# Set task:
Pick out each line containing the string "plain".

● ● ●

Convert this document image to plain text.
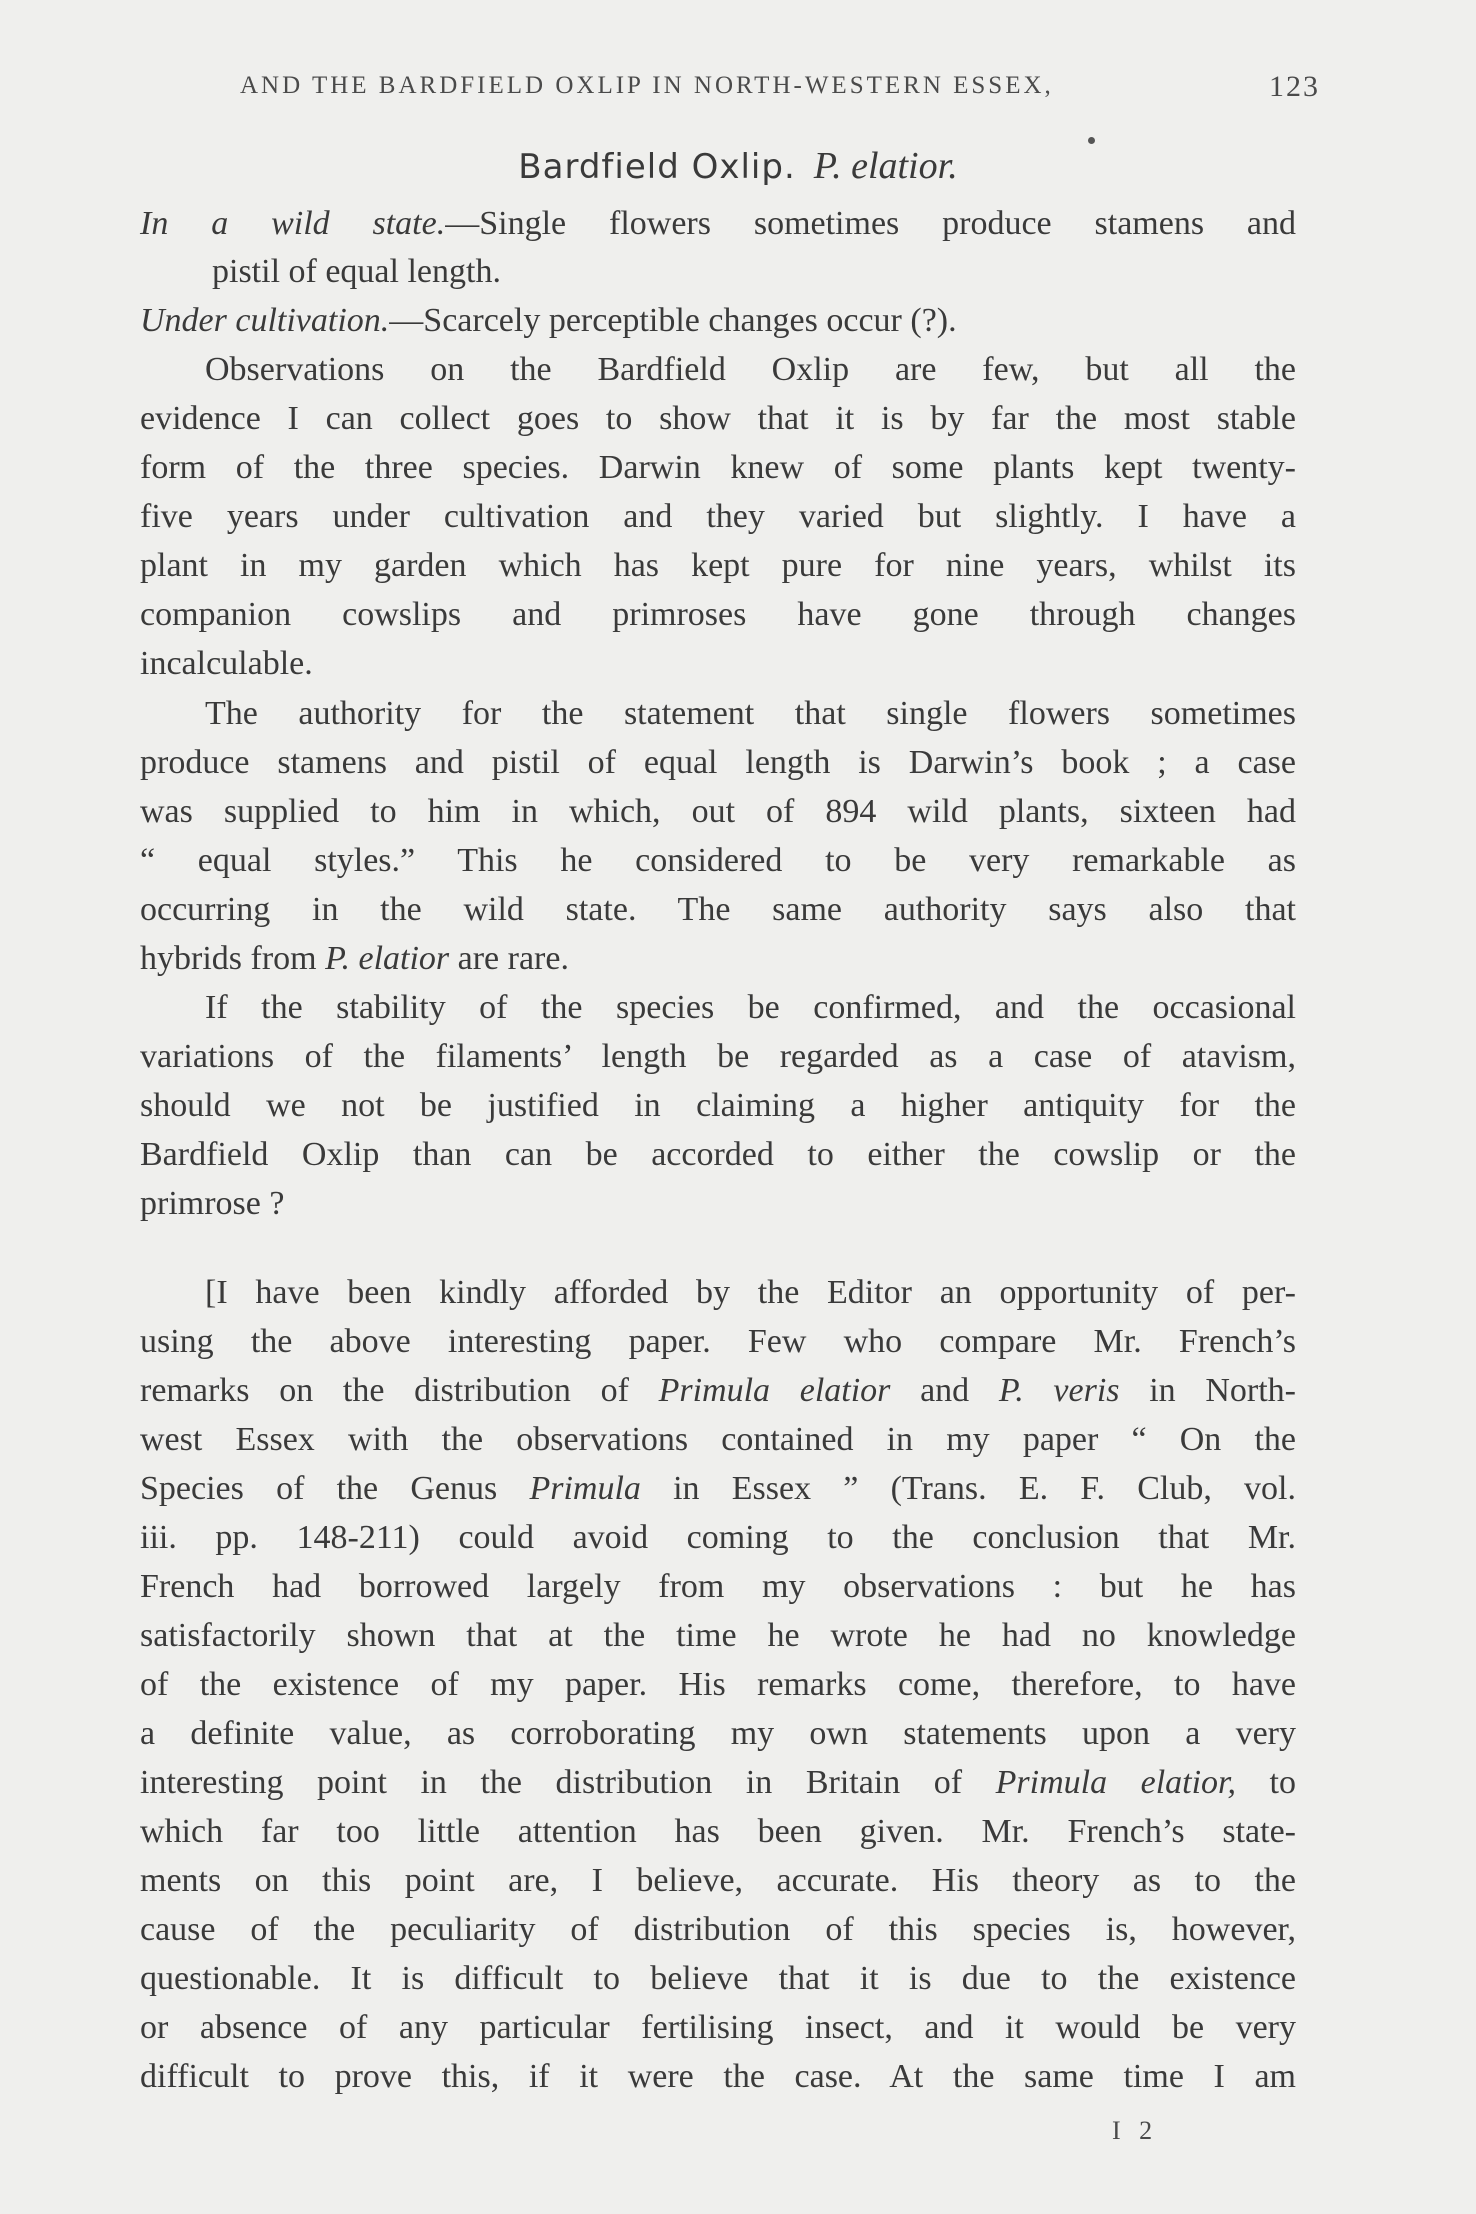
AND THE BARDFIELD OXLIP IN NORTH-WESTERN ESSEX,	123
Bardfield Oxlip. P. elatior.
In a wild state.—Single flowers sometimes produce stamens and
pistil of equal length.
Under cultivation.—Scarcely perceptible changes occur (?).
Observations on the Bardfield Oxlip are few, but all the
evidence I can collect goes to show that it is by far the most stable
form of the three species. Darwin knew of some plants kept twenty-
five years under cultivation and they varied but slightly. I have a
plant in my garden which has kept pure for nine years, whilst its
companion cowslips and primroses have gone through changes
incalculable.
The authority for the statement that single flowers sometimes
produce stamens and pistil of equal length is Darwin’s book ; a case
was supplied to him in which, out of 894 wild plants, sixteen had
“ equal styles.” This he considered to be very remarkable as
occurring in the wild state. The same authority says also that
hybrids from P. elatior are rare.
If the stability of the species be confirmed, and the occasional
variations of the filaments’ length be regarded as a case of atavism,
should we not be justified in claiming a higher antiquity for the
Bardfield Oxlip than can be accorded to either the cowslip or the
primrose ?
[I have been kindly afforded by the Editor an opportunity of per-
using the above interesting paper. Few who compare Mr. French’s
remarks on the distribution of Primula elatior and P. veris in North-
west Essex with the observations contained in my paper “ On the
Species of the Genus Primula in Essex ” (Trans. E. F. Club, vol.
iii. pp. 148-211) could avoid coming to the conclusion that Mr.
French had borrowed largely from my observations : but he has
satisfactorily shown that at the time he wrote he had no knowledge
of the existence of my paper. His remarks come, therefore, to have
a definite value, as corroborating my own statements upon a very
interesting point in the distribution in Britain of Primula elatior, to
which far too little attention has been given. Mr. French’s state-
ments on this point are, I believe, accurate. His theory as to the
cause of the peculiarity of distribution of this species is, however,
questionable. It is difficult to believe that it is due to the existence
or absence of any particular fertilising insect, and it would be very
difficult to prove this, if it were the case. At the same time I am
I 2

● ● ●

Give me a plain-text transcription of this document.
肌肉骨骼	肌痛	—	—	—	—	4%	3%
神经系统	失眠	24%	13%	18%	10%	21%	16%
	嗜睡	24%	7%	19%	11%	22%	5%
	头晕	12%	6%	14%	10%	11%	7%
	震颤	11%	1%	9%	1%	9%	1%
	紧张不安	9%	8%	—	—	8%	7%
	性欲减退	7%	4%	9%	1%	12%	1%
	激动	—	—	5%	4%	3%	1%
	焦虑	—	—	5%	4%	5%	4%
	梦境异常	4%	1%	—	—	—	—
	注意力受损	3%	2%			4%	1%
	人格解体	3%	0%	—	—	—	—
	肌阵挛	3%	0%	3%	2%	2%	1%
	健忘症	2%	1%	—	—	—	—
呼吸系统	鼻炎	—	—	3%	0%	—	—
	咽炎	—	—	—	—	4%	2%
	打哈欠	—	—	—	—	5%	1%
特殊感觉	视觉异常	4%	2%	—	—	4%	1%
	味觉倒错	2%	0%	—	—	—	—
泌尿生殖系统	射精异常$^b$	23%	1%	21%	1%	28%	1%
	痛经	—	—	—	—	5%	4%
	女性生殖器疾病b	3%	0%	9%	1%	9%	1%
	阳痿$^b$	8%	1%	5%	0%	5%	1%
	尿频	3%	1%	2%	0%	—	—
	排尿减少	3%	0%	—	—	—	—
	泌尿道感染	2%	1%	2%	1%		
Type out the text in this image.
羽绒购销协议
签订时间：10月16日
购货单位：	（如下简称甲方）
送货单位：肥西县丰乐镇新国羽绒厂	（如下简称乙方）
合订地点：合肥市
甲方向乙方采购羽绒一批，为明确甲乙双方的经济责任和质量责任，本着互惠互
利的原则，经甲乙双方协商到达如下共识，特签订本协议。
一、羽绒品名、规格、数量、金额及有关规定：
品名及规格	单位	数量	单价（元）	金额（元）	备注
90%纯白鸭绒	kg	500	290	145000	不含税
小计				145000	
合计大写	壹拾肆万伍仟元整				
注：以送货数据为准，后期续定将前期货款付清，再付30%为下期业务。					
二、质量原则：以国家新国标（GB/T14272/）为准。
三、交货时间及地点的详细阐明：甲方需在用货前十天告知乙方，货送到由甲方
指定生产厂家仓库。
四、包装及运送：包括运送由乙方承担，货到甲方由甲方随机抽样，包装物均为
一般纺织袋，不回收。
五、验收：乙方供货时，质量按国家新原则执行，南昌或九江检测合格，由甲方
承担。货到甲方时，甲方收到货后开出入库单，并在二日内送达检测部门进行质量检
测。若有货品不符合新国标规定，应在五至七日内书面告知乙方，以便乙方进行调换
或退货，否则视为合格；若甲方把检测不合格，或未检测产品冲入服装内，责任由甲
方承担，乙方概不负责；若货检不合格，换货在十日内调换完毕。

● ● ●

# Task result:
Convert this document image to plain text.
Give me a plain-text transcription of this document.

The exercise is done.